**Task**: Copy every line from the data below in which the string "rack" can be found.
— start of Information provided —
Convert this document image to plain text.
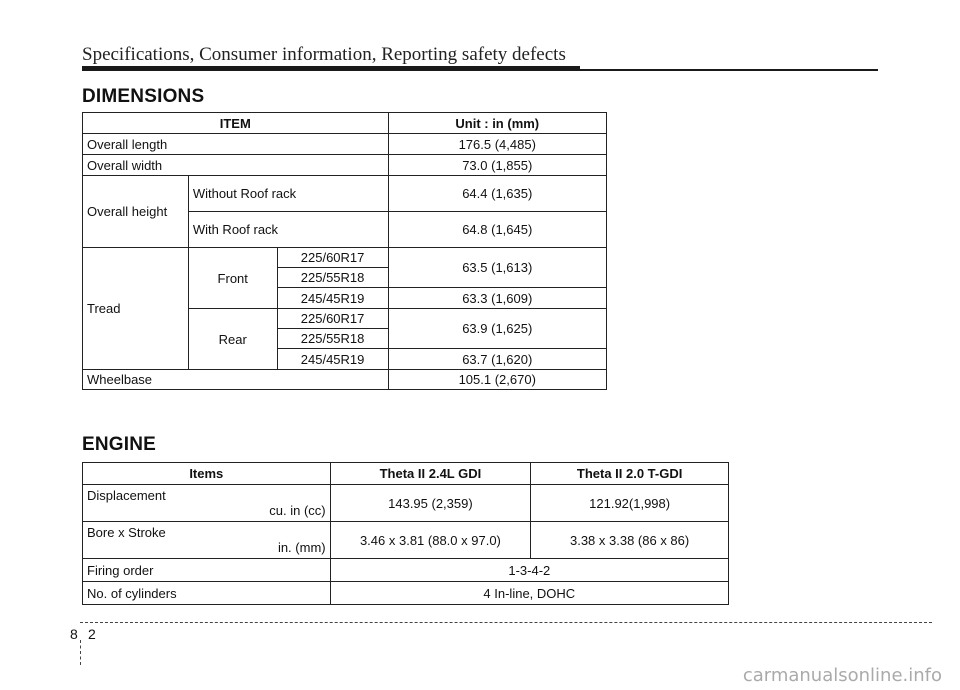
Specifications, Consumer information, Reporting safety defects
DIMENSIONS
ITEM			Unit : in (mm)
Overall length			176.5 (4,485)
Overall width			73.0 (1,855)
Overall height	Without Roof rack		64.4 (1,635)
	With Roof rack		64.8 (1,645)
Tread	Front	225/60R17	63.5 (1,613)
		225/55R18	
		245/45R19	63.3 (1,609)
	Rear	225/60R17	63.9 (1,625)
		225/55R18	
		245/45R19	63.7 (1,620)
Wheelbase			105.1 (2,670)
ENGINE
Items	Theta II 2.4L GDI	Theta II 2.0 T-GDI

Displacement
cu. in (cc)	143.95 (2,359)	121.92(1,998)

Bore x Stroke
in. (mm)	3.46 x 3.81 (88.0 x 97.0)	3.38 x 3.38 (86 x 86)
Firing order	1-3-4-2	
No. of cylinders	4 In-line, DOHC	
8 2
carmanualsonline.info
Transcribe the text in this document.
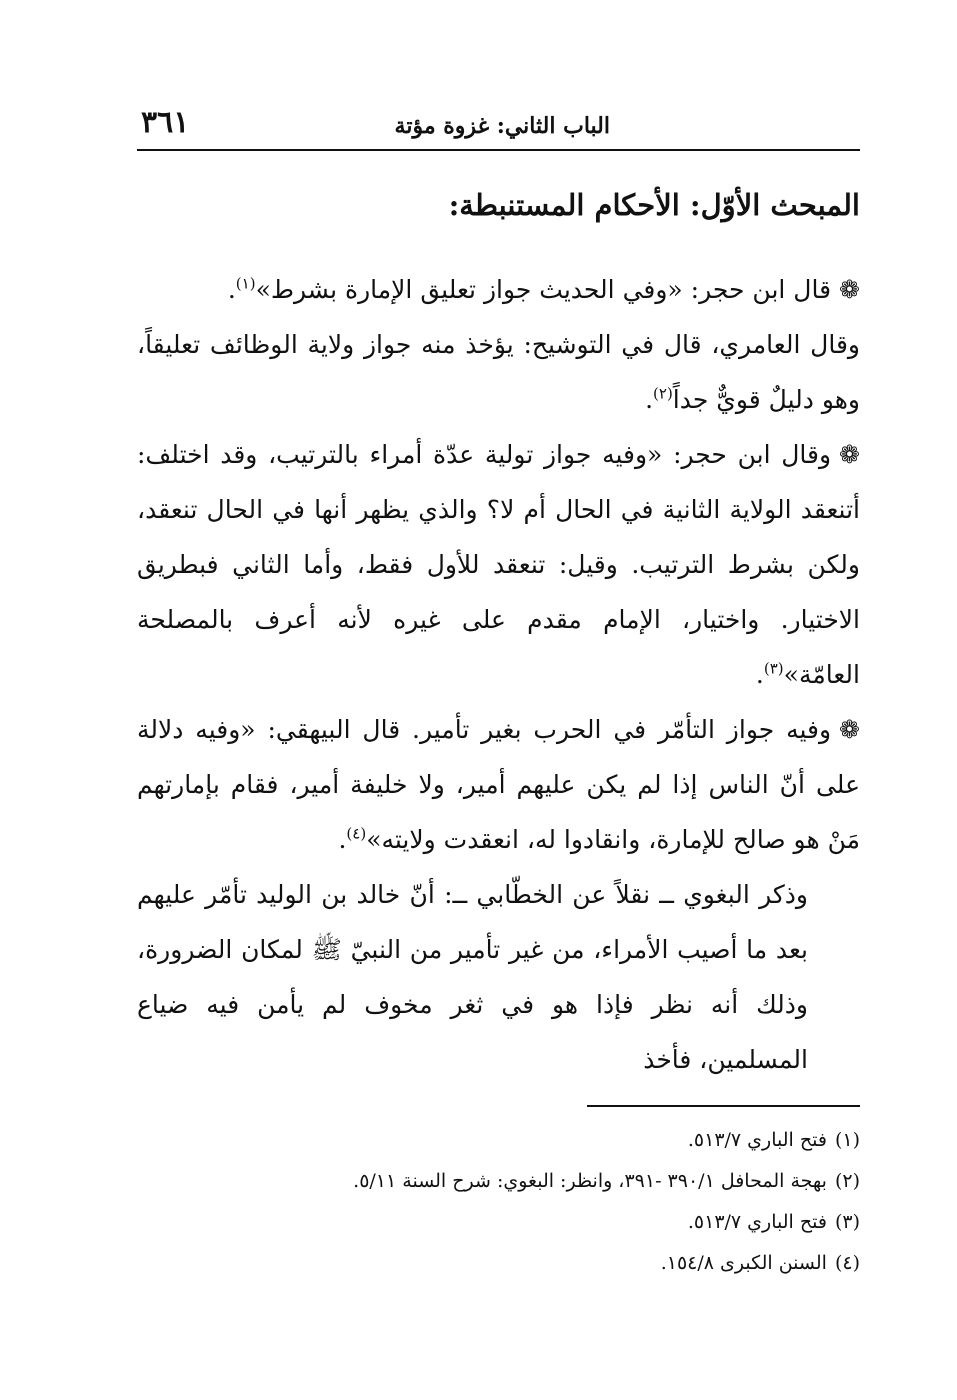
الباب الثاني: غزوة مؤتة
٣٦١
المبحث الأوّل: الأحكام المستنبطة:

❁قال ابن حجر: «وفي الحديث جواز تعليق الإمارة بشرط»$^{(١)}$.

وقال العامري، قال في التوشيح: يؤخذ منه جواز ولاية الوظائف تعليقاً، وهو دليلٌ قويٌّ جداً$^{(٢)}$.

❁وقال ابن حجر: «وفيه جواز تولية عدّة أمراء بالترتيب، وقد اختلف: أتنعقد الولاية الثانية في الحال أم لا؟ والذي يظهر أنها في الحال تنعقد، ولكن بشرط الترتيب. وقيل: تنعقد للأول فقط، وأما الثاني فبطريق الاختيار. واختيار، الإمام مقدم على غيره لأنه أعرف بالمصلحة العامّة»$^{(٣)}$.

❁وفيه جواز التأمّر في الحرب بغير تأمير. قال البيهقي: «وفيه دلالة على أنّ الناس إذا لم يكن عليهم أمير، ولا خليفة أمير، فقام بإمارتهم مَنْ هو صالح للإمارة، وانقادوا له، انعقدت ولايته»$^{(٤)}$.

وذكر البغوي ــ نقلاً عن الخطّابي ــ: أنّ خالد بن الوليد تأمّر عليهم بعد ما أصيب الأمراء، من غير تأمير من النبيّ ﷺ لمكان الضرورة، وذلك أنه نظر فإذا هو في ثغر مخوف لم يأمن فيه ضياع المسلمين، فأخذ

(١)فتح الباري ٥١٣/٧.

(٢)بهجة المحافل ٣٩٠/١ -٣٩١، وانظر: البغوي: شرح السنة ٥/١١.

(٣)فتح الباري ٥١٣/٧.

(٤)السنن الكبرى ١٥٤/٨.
— end of Information provided —
**Result of this task**:
Overall height	Without Roof rack		64.4 (1,635)
	With Roof rack		64.8 (1,645)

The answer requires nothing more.